__Material shown__
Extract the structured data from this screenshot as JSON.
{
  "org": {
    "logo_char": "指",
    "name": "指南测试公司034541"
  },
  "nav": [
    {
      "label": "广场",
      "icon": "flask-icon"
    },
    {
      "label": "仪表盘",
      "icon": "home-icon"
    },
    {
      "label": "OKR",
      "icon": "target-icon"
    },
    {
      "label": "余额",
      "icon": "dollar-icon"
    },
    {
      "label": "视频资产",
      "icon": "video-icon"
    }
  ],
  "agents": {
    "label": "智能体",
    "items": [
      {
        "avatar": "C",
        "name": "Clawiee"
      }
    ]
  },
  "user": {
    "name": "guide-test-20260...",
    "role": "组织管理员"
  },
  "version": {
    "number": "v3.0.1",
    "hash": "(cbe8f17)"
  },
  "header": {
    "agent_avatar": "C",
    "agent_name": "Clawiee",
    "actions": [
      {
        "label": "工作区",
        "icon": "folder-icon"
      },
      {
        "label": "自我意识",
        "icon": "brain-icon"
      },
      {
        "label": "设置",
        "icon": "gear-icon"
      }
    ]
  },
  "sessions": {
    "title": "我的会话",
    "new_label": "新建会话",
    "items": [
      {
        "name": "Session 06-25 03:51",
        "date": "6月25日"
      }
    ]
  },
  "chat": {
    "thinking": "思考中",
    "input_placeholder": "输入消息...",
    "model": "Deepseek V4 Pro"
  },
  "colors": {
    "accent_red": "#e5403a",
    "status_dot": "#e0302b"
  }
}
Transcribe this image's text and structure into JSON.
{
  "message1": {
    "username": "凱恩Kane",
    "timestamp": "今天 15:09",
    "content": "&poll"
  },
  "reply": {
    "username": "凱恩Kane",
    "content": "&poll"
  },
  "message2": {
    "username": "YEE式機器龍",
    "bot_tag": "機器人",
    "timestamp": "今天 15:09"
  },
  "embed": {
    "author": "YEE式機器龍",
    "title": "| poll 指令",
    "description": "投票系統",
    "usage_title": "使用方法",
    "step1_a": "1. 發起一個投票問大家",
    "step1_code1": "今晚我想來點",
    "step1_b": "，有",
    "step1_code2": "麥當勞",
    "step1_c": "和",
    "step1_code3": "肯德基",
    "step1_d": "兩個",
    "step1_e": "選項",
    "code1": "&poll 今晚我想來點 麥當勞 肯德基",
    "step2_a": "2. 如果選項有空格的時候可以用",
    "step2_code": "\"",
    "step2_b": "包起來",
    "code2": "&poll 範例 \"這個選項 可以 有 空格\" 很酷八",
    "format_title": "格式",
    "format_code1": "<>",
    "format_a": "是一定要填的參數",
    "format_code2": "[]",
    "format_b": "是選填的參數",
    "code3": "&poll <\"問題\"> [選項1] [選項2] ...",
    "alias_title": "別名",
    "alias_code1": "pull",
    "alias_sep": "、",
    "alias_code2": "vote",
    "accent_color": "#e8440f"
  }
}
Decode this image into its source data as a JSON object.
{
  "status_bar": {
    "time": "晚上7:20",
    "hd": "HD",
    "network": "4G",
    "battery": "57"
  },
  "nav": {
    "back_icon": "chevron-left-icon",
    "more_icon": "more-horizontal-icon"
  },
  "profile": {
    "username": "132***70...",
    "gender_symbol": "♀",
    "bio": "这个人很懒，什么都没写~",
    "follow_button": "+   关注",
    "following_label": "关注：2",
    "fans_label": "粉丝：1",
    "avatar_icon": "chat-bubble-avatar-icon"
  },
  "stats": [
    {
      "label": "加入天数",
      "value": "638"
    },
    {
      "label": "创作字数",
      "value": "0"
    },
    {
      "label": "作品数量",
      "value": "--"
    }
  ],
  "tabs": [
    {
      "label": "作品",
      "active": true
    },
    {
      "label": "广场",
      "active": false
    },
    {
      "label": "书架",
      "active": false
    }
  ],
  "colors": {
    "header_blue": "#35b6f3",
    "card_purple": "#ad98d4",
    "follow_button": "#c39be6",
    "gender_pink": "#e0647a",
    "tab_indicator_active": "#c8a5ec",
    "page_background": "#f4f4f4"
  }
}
==
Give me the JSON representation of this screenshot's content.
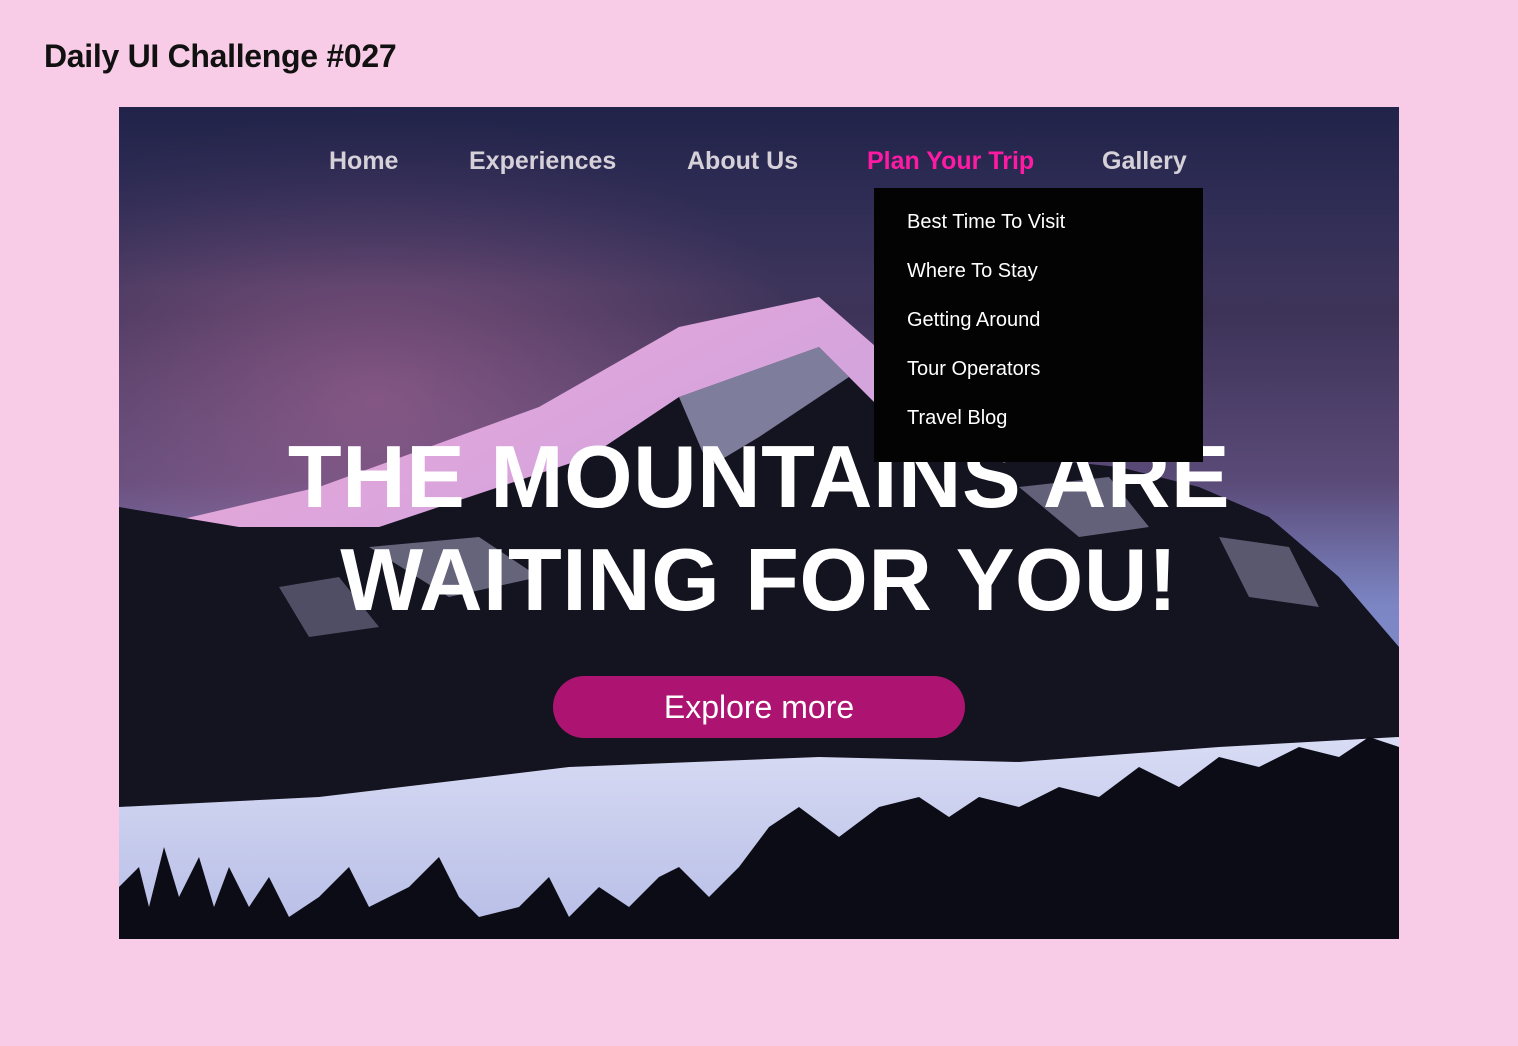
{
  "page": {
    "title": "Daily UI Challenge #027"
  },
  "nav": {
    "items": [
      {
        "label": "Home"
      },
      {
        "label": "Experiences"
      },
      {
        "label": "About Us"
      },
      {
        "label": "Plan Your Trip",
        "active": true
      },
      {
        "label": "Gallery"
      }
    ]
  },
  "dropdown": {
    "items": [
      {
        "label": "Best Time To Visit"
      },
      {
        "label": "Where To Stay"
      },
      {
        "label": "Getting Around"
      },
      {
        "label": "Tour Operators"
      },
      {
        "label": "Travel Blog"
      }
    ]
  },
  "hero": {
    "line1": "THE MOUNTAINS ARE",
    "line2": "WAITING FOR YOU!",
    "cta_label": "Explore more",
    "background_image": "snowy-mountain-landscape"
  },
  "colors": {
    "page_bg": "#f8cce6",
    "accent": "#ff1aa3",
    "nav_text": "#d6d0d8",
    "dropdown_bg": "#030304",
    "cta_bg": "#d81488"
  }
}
---
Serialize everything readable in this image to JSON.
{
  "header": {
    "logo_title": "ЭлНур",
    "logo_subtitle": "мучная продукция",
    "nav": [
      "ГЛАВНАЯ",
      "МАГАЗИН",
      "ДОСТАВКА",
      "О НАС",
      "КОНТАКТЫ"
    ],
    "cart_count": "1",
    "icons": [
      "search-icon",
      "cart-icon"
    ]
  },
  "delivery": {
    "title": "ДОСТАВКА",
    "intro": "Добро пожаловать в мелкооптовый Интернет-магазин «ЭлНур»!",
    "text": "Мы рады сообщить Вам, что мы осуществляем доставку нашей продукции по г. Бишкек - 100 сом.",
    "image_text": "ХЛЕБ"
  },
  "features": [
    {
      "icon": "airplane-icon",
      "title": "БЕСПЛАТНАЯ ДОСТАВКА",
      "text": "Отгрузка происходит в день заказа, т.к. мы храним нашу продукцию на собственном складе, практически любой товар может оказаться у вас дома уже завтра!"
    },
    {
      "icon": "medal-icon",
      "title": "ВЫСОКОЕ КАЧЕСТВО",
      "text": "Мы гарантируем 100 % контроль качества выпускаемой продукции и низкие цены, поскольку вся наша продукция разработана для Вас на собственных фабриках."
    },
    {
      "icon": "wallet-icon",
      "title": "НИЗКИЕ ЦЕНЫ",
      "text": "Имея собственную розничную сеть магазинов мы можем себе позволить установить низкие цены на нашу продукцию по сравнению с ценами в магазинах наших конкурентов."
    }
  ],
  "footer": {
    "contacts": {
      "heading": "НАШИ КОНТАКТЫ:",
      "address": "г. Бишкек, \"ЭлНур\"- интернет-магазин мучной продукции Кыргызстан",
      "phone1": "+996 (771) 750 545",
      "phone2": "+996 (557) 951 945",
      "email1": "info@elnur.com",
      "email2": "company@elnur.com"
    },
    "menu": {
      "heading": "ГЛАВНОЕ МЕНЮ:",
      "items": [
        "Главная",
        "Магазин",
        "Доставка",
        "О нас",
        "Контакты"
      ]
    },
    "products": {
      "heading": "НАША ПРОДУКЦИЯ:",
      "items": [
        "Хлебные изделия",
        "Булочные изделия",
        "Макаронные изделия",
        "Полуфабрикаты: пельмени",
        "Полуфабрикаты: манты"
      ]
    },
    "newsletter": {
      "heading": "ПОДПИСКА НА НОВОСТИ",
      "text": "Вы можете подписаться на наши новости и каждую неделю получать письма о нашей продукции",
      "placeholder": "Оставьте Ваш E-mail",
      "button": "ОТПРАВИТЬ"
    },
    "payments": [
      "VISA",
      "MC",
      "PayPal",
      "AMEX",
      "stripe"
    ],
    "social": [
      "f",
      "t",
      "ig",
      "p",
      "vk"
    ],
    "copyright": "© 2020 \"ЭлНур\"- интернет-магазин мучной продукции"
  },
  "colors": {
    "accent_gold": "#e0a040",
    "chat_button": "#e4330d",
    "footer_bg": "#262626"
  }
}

__Short exercise__
Every line holding "more" should be copied out.

__Result of this exercise__
    "more_icon": "more-horizontal-icon"
    "cta_label": "Explore more",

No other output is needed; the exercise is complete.